* [Entries shown]
__________

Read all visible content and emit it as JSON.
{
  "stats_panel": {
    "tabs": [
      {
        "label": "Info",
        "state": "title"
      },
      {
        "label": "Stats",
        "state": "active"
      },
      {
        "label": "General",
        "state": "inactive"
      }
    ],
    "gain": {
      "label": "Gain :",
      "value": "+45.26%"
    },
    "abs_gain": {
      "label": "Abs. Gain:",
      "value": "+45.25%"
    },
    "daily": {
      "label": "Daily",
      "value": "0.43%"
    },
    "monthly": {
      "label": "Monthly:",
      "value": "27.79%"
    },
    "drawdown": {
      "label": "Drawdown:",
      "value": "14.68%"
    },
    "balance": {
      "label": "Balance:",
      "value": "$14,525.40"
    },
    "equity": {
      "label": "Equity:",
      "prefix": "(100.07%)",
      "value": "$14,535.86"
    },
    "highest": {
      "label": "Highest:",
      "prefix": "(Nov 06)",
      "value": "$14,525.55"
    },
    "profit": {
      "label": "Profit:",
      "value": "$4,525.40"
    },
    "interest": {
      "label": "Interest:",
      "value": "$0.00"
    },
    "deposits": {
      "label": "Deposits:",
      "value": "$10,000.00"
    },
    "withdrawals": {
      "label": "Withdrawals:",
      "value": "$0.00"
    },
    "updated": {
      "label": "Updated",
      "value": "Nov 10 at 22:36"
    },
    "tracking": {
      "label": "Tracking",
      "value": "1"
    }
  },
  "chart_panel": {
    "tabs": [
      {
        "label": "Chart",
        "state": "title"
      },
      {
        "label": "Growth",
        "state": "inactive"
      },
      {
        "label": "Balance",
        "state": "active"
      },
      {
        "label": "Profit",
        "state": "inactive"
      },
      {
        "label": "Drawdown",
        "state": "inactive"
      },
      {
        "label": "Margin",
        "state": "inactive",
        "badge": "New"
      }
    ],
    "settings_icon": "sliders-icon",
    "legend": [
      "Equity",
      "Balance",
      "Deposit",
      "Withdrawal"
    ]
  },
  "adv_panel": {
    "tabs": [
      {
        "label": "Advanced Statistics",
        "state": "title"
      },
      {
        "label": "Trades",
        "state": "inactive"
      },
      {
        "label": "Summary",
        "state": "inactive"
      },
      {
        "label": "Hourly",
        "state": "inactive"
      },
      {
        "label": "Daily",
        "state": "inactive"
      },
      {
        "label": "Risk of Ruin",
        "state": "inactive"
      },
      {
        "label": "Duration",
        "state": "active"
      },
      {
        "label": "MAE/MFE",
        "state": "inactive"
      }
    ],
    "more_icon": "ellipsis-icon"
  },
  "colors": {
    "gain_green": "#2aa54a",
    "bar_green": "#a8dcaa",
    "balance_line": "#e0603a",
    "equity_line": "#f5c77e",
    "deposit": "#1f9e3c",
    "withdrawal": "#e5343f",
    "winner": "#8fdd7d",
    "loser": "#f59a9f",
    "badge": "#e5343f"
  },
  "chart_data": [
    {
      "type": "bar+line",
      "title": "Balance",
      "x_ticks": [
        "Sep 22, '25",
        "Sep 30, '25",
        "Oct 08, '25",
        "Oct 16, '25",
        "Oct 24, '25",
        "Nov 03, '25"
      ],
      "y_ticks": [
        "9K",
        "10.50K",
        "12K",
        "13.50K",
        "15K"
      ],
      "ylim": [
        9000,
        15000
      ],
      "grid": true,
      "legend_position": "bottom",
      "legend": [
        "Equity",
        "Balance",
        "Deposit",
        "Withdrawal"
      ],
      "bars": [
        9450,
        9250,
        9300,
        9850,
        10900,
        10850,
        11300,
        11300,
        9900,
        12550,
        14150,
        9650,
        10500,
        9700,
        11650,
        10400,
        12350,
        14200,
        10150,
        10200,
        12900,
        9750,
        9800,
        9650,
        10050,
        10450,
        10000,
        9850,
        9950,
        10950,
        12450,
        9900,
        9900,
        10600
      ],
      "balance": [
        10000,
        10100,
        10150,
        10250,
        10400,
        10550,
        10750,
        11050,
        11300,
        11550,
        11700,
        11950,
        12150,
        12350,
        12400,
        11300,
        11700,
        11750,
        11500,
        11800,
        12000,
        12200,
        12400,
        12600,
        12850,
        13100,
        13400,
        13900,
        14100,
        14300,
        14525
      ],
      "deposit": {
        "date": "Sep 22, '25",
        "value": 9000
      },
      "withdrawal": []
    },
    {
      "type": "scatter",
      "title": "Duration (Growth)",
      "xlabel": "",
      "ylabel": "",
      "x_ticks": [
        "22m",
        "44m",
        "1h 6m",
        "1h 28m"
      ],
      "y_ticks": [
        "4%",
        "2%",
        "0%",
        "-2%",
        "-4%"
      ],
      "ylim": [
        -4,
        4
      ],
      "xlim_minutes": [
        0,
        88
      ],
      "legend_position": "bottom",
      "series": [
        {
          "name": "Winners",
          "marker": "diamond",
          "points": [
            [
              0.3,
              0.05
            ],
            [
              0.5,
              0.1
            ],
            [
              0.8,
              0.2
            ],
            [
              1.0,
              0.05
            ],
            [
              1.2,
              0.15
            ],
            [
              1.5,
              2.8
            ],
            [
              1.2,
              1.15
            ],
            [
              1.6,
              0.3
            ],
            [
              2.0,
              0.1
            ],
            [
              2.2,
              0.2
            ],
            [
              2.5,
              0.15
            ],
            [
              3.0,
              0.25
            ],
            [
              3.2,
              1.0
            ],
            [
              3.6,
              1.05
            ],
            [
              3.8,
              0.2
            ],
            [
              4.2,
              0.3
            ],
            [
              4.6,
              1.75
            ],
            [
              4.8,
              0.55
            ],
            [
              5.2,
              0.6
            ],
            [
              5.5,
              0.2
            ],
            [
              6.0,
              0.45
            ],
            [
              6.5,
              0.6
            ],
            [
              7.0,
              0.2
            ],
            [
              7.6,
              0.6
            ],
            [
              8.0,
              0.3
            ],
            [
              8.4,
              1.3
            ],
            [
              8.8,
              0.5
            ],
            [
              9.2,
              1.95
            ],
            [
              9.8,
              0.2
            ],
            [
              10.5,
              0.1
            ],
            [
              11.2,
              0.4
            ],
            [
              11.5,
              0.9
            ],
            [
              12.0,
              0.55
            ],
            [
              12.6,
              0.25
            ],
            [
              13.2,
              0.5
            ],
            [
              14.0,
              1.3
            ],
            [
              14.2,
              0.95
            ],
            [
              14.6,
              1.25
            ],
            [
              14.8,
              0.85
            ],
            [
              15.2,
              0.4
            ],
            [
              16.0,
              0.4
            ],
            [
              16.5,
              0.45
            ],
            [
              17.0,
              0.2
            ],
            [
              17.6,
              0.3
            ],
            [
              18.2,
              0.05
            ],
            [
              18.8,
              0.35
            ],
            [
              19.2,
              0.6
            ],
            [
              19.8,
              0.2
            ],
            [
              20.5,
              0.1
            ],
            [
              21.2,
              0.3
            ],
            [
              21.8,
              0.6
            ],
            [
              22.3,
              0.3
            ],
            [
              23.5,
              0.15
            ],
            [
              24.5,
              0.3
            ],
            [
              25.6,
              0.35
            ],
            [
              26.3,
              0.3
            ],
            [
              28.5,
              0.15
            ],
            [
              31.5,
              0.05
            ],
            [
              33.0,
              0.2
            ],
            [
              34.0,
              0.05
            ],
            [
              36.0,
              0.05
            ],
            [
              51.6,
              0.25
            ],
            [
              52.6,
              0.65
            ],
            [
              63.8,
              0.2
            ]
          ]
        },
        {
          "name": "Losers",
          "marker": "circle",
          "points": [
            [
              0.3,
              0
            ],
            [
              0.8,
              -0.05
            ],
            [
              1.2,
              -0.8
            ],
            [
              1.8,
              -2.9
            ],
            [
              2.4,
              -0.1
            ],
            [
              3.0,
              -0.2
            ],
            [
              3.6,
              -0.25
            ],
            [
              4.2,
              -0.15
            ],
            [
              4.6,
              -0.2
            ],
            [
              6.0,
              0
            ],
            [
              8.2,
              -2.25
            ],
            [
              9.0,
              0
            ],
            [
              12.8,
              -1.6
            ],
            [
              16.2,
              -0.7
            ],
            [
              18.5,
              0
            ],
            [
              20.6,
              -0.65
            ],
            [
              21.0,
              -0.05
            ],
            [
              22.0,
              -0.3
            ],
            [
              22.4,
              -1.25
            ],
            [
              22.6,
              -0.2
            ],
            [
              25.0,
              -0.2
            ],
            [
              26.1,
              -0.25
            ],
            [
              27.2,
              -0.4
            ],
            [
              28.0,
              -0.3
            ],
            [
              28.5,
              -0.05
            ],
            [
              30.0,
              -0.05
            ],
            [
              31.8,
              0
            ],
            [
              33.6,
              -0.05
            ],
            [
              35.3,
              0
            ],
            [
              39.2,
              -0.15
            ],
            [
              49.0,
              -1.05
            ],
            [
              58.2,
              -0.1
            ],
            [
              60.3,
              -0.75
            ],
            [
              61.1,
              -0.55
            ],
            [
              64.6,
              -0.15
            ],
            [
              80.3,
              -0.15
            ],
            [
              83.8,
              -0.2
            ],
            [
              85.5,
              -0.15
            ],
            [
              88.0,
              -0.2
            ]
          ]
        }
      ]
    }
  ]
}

__________

* [Requirement] Scan the material above and determine how many lines include the word "icon"; report only the number.

* [Solution to the problem] 2